▶ _Given task_
Give the entries again exactly, every one of them.
-*-*-
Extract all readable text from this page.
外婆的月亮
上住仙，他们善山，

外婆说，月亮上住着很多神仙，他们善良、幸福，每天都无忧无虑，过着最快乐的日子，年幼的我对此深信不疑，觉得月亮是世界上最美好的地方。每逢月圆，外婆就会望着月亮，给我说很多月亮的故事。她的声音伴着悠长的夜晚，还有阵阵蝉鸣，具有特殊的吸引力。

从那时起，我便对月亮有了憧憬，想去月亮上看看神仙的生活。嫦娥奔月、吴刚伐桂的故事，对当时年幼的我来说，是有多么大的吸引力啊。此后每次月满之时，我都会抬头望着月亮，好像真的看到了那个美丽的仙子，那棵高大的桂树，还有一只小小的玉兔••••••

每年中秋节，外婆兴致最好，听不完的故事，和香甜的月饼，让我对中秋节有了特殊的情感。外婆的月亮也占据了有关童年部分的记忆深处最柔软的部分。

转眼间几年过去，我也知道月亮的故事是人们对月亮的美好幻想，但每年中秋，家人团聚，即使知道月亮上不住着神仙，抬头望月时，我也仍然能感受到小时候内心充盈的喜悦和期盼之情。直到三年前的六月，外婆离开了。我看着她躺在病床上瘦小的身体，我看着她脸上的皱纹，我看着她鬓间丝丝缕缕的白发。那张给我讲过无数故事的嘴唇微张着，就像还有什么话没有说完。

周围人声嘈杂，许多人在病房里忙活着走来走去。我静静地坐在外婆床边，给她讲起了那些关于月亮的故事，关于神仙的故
-*-*-
▶ _Output of the task_
Extract all readable text from this page.
外婆的月亮
上住仙，他们善山，

外婆说，月亮上住着很多神仙，他们善良、幸福，每天都无忧无虑，过着最快乐的日子，年幼的我对此深信不疑，觉得月亮是世界上最美好的地方。每逢月圆，外婆就会望着月亮，给我说很多月亮的故事。她的声音伴着悠长的夜晚，还有阵阵蝉鸣，具有特殊的吸引力。

从那时起，我便对月亮有了憧憬，想去月亮上看看神仙的生活。嫦娥奔月、吴刚伐桂的故事，对当时年幼的我来说，是有多么大的吸引力啊。此后每次月满之时，我都会抬头望着月亮，好像真的看到了那个美丽的仙子，那棵高大的桂树，还有一只小小的玉兔••••••

每年中秋节，外婆兴致最好，听不完的故事，和香甜的月饼，让我对中秋节有了特殊的情感。外婆的月亮也占据了有关童年部分的记忆深处最柔软的部分。

转眼间几年过去，我也知道月亮的故事是人们对月亮的美好幻想，但每年中秋，家人团聚，即使知道月亮上不住着神仙，抬头望月时，我也仍然能感受到小时候内心充盈的喜悦和期盼之情。直到三年前的六月，外婆离开了。我看着她躺在病床上瘦小的身体，我看着她脸上的皱纹，我看着她鬓间丝丝缕缕的白发。那张给我讲过无数故事的嘴唇微张着，就像还有什么话没有说完。

周围人声嘈杂，许多人在病房里忙活着走来走去。我静静地坐在外婆床边，给她讲起了那些关于月亮的故事，关于神仙的故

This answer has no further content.